Written task. Print all of the lines exactly. Any picture among them stays out.
— start Dataset rows —
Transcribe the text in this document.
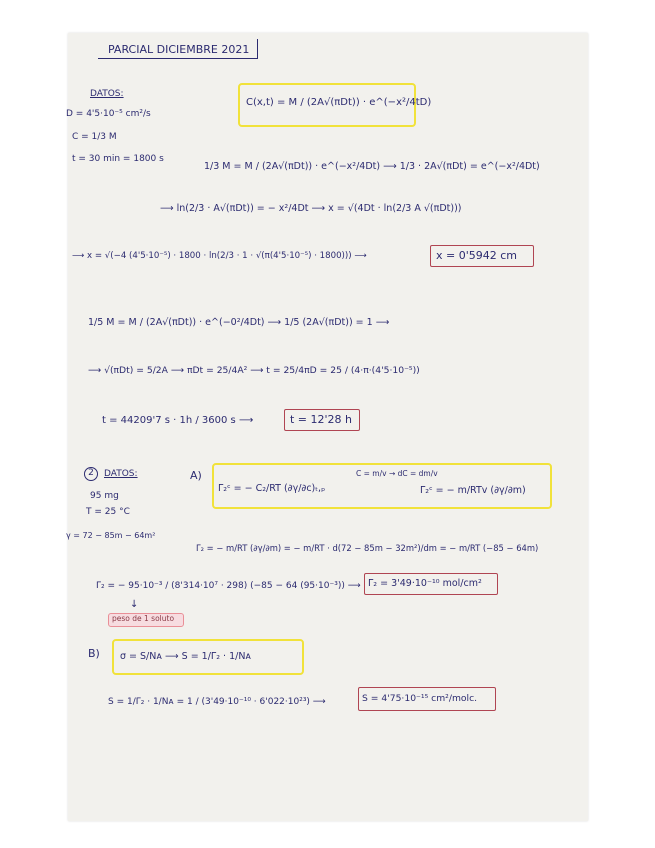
PARCIAL DICIEMBRE 2021
DATOS:
D = 4'5·10⁻⁵ cm²/s
C = 1/3 M
t = 30 min = 1800 s
C(x,t) = M / (2A√(πDt)) · e^(−x²/4tD)
1/3 M = M / (2A√(πDt)) · e^(−x²/4Dt) ⟶ 1/3 · 2A√(πDt) = e^(−x²/4Dt)
⟶ ln(2/3 · A√(πDt)) = − x²/4Dt ⟶ x = √(4Dt · ln(2/3 A √(πDt)))
⟶ x = √(−4 (4'5·10⁻⁵) · 1800 · ln(2/3 · 1 · √(π(4'5·10⁻⁵) · 1800))) ⟶	x = 0'5942 cm
1/5 M = M / (2A√(πDt)) · e^(−0²/4Dt) ⟶ 1/5 (2A√(πDt)) = 1 ⟶
⟶ √(πDt) = 5/2A ⟶ πDt = 25/4A² ⟶ t = 25/4πD = 25 / (4·π·(4'5·10⁻⁵))
t = 44209'7 s · 1h / 3600 s ⟶	t = 12'28 h
2	DATOS:
95 mg
T = 25 °C
γ = 72 − 85m − 64m²
A)
Γ₂ᶜ = − C₂/RT (∂γ/∂c)ₜ,ₚ
C = m/v → dC = dm/v
Γ₂ᶜ = − m/RTv (∂γ/∂m)
Γ₂ = − m/RT (∂γ/∂m) = − m/RT · d(72 − 85m − 32m²)/dm = − m/RT (−85 − 64m)
Γ₂ = − 95·10⁻³ / (8'314·10⁷ · 298) (−85 − 64 (95·10⁻³)) ⟶ Γ₂ = 3'49·10⁻¹⁰ mol/cm²
↓
peso de 1 soluto
B) σ = S/Nᴀ ⟶ S = 1/Γ₂ · 1/Nᴀ
S = 1/Γ₂ · 1/Nᴀ = 1 / (3'49·10⁻¹⁰ · 6'022·10²³) ⟶	S = 4'75·10⁻¹⁵ cm²/molc.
— end Dataset rows —
The response.
Transcribe the text in this document.
PARCIAL DICIEMBRE 2021
DATOS:
D = 4'5·10⁻⁵ cm²/s
C = 1/3 M
t = 30 min = 1800 s
C(x,t) = M / (2A√(πDt)) · e^(−x²/4tD)
1/3 M = M / (2A√(πDt)) · e^(−x²/4Dt) ⟶ 1/3 · 2A√(πDt) = e^(−x²/4Dt)
⟶ ln(2/3 · A√(πDt)) = − x²/4Dt ⟶ x = √(4Dt · ln(2/3 A √(πDt)))
⟶ x = √(−4 (4'5·10⁻⁵) · 1800 · ln(2/3 · 1 · √(π(4'5·10⁻⁵) · 1800))) ⟶	x = 0'5942 cm
1/5 M = M / (2A√(πDt)) · e^(−0²/4Dt) ⟶ 1/5 (2A√(πDt)) = 1 ⟶
⟶ √(πDt) = 5/2A ⟶ πDt = 25/4A² ⟶ t = 25/4πD = 25 / (4·π·(4'5·10⁻⁵))
t = 44209'7 s · 1h / 3600 s ⟶	t = 12'28 h
2	DATOS:
95 mg
T = 25 °C
γ = 72 − 85m − 64m²
A)
Γ₂ᶜ = − C₂/RT (∂γ/∂c)ₜ,ₚ
C = m/v → dC = dm/v
Γ₂ᶜ = − m/RTv (∂γ/∂m)
Γ₂ = − m/RT (∂γ/∂m) = − m/RT · d(72 − 85m − 32m²)/dm = − m/RT (−85 − 64m)
Γ₂ = − 95·10⁻³ / (8'314·10⁷ · 298) (−85 − 64 (95·10⁻³)) ⟶ Γ₂ = 3'49·10⁻¹⁰ mol/cm²
↓
peso de 1 soluto
B) σ = S/Nᴀ ⟶ S = 1/Γ₂ · 1/Nᴀ
S = 1/Γ₂ · 1/Nᴀ = 1 / (3'49·10⁻¹⁰ · 6'022·10²³) ⟶	S = 4'75·10⁻¹⁵ cm²/molc.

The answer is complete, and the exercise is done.